(DIRECTION): Copy the rows starting at the line that contains "Text: GSM1102620: GSM1102620" and ending at the line that contains "Bar (145, 156, 183, 226)", changing every "Point" to "Marker" and keeping all else the same.

(DATA SECTION):

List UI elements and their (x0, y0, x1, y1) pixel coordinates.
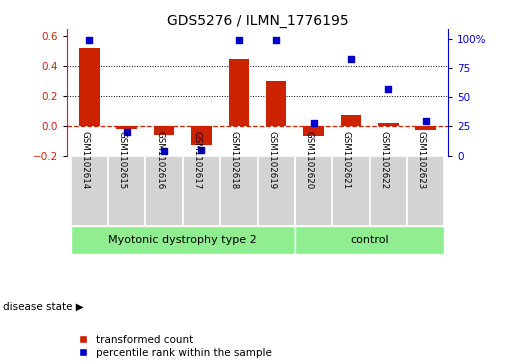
Text: GSM1102620: GSM1102620 (304, 131, 314, 189)
Text: GSM1102614: GSM1102614 (80, 131, 90, 189)
Point (123, 129, 131, 135)
Point (160, 148, 168, 154)
Text: GSM1102618: GSM1102618 (230, 131, 239, 189)
Bar (370, 156, 407, 226)
Bar (266, 81, 286, 126)
Title: GDS5276 / ILMN_1776195: GDS5276 / ILMN_1776195 (167, 14, 348, 28)
Point (384, 86, 392, 92)
Point (310, 120, 318, 126)
Point (421, 118, 430, 123)
Bar (154, 126, 175, 135)
Text: GSM1102616: GSM1102616 (155, 131, 164, 189)
Bar (108, 156, 145, 226)
Bar (79, 48, 99, 126)
Point (235, 37, 243, 43)
Bar (183, 156, 220, 226)
Bar (295, 156, 332, 226)
Bar (258, 156, 295, 226)
Point (85, 37, 94, 43)
Text: GSM1102617: GSM1102617 (193, 131, 201, 189)
Bar (332, 156, 370, 226)
Text: Myotonic dystrophy type 2: Myotonic dystrophy type 2 (108, 235, 257, 245)
Bar (416, 126, 436, 130)
Bar (220, 156, 258, 226)
Bar (295, 226, 444, 254)
Bar (303, 126, 324, 136)
Bar (71, 156, 108, 226)
Bar (340, 115, 361, 126)
Text: GSM1102615: GSM1102615 (118, 131, 127, 189)
Text: GSM1102622: GSM1102622 (379, 131, 388, 189)
Text: GSM1102623: GSM1102623 (417, 131, 425, 189)
Bar (378, 123, 399, 126)
Text: disease state ▶: disease state ▶ (3, 302, 83, 312)
Point (197, 147, 205, 153)
Bar (71, 226, 295, 254)
Legend: transformed count, percentile rank within the sample: transformed count, percentile rank withi… (72, 335, 272, 358)
Bar (116, 126, 137, 129)
Point (272, 37, 280, 43)
Text: GSM1102619: GSM1102619 (267, 131, 276, 189)
Bar (407, 156, 444, 226)
Point (347, 56, 355, 62)
Bar (145, 156, 183, 226)
Text: GSM1102621: GSM1102621 (342, 131, 351, 189)
Text: control: control (350, 235, 389, 245)
Bar (229, 59, 249, 126)
Bar (191, 126, 212, 145)
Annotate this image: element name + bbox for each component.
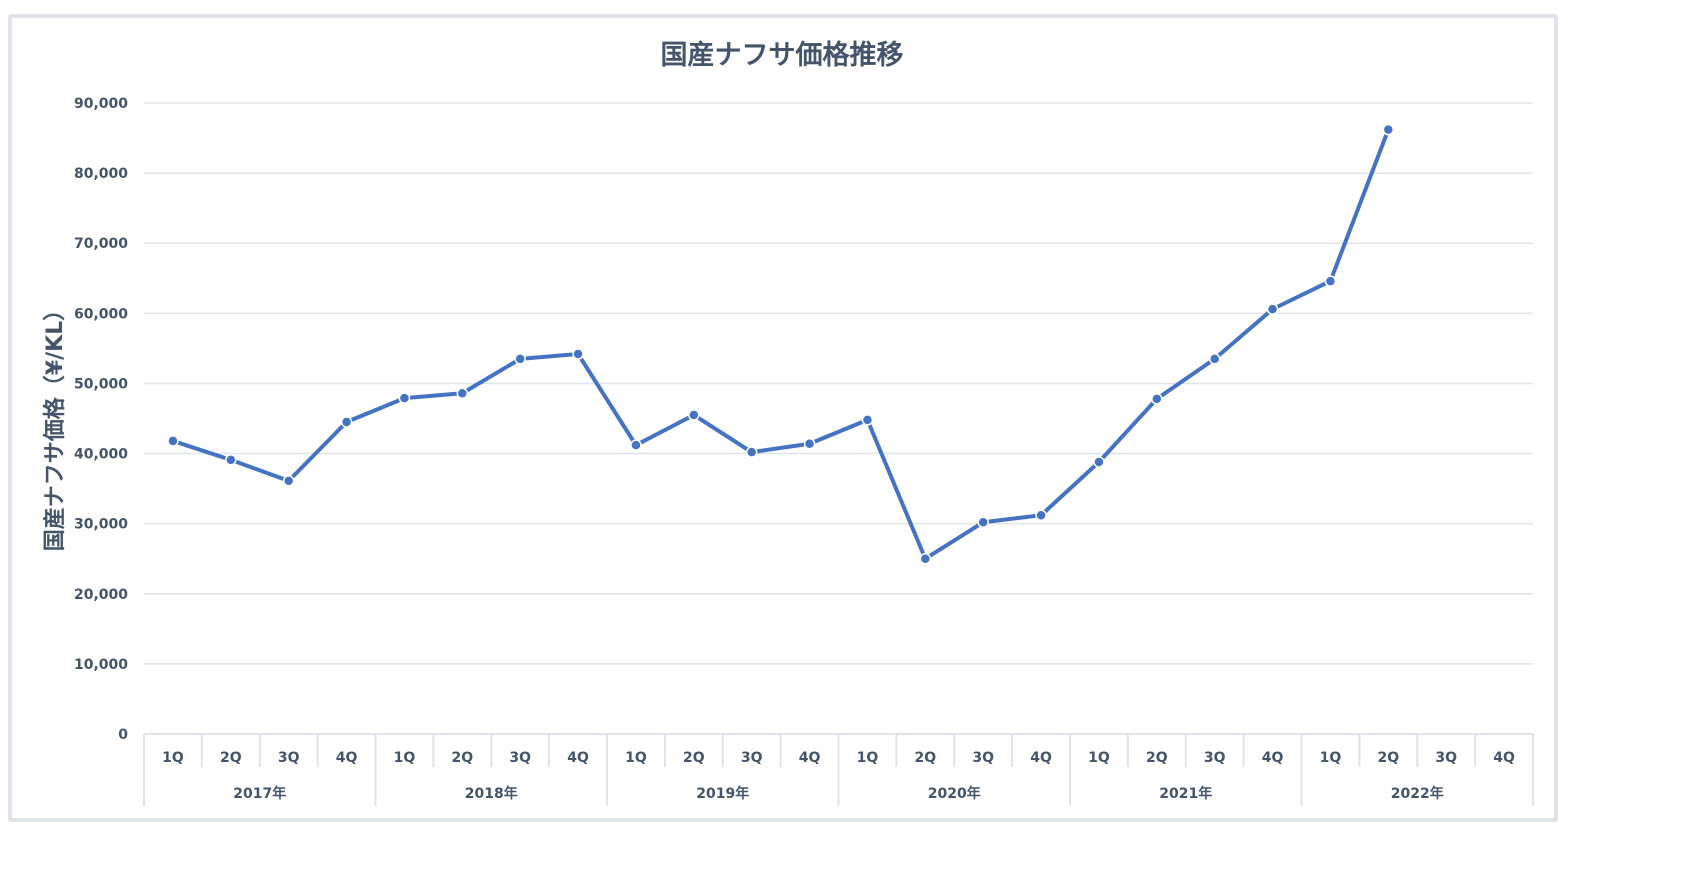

(THE REPLY):
Text: GSM1102620: GSM1102620 (304, 131, 314, 189)
Text: GSM1102614: GSM1102614 (80, 131, 90, 189)
Marker (123, 129, 131, 135)
Marker (160, 148, 168, 154)
Text: GSM1102618: GSM1102618 (230, 131, 239, 189)
Bar (370, 156, 407, 226)
Bar (266, 81, 286, 126)
Title: GDS5276 / ILMN_1776195: GDS5276 / ILMN_1776195 (167, 14, 348, 28)
Marker (384, 86, 392, 92)
Marker (310, 120, 318, 126)
Marker (421, 118, 430, 123)
Bar (154, 126, 175, 135)
Text: GSM1102616: GSM1102616 (155, 131, 164, 189)
Bar (108, 156, 145, 226)
Bar (79, 48, 99, 126)
Marker (235, 37, 243, 43)
Bar (183, 156, 220, 226)
Bar (295, 156, 332, 226)
Bar (258, 156, 295, 226)
Marker (85, 37, 94, 43)
Text: GSM1102617: GSM1102617 (193, 131, 201, 189)
Bar (332, 156, 370, 226)
Text: Myotonic dystrophy type 2: Myotonic dystrophy type 2 (108, 235, 257, 245)
Bar (416, 126, 436, 130)
Bar (220, 156, 258, 226)
Bar (295, 226, 444, 254)
Bar (303, 126, 324, 136)
Bar (71, 156, 108, 226)
Bar (340, 115, 361, 126)
Text: GSM1102615: GSM1102615 (118, 131, 127, 189)
Text: GSM1102622: GSM1102622 (379, 131, 388, 189)
Text: GSM1102623: GSM1102623 (417, 131, 425, 189)
Bar (378, 123, 399, 126)
Text: disease state ▶: disease state ▶ (3, 302, 83, 312)
Marker (197, 147, 205, 153)
Bar (71, 226, 295, 254)
Legend: transformed count, percentile rank within the sample: transformed count, percentile rank withi… (72, 335, 272, 358)
Bar (116, 126, 137, 129)
Marker (272, 37, 280, 43)
Text: GSM1102619: GSM1102619 (267, 131, 276, 189)
Bar (407, 156, 444, 226)
Marker (347, 56, 355, 62)
Bar (145, 156, 183, 226)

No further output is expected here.